*Task data*:
_____
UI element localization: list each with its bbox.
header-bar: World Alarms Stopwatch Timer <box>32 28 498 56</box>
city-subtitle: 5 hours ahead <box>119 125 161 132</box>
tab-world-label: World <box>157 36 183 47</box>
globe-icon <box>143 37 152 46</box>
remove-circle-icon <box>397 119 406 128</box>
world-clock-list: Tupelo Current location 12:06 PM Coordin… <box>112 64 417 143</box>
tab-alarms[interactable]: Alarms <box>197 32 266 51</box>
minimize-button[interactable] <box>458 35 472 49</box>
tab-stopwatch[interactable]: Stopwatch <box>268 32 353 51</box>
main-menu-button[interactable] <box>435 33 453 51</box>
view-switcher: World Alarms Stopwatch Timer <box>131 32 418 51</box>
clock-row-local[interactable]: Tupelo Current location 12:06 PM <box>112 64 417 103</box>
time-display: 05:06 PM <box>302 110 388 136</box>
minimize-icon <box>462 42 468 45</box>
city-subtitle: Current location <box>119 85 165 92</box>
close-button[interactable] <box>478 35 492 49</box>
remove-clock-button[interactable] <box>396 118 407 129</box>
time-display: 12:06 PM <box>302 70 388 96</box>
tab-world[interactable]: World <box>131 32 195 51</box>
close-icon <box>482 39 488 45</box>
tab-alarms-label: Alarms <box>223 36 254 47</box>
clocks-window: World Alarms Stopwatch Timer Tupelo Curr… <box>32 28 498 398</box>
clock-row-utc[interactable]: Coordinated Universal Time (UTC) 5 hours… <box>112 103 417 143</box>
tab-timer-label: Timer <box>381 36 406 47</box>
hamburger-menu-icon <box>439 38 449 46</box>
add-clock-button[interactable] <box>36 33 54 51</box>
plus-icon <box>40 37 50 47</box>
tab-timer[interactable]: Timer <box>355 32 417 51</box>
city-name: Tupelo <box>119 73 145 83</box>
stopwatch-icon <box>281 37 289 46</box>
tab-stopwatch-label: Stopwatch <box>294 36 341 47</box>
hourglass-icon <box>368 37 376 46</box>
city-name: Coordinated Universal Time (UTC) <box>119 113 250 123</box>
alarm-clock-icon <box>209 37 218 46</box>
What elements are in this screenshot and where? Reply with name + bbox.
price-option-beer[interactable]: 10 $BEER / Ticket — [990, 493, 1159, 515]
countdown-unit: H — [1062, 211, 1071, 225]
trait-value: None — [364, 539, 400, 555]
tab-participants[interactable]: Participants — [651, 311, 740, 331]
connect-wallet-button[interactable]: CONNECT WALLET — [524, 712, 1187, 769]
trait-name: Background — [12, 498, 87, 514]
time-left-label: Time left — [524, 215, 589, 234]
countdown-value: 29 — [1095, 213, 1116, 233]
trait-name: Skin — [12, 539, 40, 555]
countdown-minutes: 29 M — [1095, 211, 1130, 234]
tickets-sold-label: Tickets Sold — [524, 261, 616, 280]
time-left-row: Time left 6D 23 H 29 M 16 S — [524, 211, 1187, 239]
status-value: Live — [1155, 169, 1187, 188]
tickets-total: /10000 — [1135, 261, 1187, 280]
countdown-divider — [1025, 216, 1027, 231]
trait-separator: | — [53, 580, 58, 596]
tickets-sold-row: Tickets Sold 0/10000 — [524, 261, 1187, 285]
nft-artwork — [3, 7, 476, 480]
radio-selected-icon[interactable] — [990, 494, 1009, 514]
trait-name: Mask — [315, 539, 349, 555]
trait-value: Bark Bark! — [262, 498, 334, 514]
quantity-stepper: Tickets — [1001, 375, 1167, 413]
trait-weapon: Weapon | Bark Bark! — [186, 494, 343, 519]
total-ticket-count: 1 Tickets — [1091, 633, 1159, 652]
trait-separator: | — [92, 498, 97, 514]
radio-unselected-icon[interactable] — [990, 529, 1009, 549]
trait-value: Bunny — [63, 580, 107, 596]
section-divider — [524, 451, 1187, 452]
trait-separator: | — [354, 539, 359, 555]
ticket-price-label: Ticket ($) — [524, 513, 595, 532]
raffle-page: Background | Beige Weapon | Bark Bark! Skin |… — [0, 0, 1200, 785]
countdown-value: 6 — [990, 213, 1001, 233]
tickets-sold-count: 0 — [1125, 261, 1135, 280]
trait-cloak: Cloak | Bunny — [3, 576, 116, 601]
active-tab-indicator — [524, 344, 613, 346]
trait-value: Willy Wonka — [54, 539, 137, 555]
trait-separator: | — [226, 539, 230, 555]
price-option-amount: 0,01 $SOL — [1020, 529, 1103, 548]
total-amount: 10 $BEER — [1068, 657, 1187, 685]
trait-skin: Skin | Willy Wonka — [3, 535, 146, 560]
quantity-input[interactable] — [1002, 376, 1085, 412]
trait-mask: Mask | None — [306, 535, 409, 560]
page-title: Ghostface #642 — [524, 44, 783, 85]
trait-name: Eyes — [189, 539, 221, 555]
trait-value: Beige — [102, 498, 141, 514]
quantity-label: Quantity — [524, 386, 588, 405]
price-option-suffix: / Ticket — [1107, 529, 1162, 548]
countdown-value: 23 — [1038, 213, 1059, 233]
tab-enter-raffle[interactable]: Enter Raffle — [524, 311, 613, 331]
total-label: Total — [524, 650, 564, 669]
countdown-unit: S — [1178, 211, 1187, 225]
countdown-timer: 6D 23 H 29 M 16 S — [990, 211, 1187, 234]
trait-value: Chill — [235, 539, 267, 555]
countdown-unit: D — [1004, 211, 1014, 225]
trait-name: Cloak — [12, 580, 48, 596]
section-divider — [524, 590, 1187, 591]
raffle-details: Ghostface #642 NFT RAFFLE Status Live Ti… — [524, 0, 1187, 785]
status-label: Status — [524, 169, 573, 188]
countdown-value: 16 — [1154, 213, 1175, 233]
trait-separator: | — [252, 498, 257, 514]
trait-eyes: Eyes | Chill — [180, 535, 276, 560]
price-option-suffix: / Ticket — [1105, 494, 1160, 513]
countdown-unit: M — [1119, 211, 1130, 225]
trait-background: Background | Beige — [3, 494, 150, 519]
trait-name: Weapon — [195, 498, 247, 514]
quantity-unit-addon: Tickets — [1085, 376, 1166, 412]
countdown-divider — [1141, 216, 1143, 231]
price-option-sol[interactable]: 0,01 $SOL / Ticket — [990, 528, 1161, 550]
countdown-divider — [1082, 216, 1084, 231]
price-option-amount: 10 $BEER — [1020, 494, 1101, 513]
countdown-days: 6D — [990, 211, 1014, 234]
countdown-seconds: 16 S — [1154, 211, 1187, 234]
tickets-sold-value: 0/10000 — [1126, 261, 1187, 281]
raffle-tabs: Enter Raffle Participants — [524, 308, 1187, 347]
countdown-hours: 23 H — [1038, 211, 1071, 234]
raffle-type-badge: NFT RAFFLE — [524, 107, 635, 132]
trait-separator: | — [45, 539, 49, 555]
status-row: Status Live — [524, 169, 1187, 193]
_____
Copy the material word for word, starting from the very first line and ending after the line that contains "countdown-unit: H — [1062, 211, 1071, 225]".

UI element localization: list each with its bbox.
header-bar: World Alarms Stopwatch Timer <box>32 28 498 56</box>
city-subtitle: 5 hours ahead <box>119 125 161 132</box>
tab-world-label: World <box>157 36 183 47</box>
globe-icon <box>143 37 152 46</box>
remove-circle-icon <box>397 119 406 128</box>
world-clock-list: Tupelo Current location 12:06 PM Coordin… <box>112 64 417 143</box>
tab-alarms[interactable]: Alarms <box>197 32 266 51</box>
minimize-button[interactable] <box>458 35 472 49</box>
tab-stopwatch[interactable]: Stopwatch <box>268 32 353 51</box>
main-menu-button[interactable] <box>435 33 453 51</box>
view-switcher: World Alarms Stopwatch Timer <box>131 32 418 51</box>
clock-row-local[interactable]: Tupelo Current location 12:06 PM <box>112 64 417 103</box>
time-display: 05:06 PM <box>302 110 388 136</box>
minimize-icon <box>462 42 468 45</box>
city-subtitle: Current location <box>119 85 165 92</box>
close-button[interactable] <box>478 35 492 49</box>
remove-clock-button[interactable] <box>396 118 407 129</box>
time-display: 12:06 PM <box>302 70 388 96</box>
tab-world[interactable]: World <box>131 32 195 51</box>
close-icon <box>482 39 488 45</box>
tab-alarms-label: Alarms <box>223 36 254 47</box>
clocks-window: World Alarms Stopwatch Timer Tupelo Curr… <box>32 28 498 398</box>
clock-row-utc[interactable]: Coordinated Universal Time (UTC) 5 hours… <box>112 103 417 143</box>
tab-timer-label: Timer <box>381 36 406 47</box>
hamburger-menu-icon <box>439 38 449 46</box>
add-clock-button[interactable] <box>36 33 54 51</box>
plus-icon <box>40 37 50 47</box>
tab-timer[interactable]: Timer <box>355 32 417 51</box>
city-name: Tupelo <box>119 73 145 83</box>
stopwatch-icon <box>281 37 289 46</box>
tab-stopwatch-label: Stopwatch <box>294 36 341 47</box>
hourglass-icon <box>368 37 376 46</box>
city-name: Coordinated Universal Time (UTC) <box>119 113 250 123</box>
alarm-clock-icon <box>209 37 218 46</box>
What elements are in this screenshot and where? Reply with name + bbox.
price-option-beer[interactable]: 10 $BEER / Ticket — [990, 493, 1159, 515]
countdown-unit: H — [1062, 211, 1071, 225]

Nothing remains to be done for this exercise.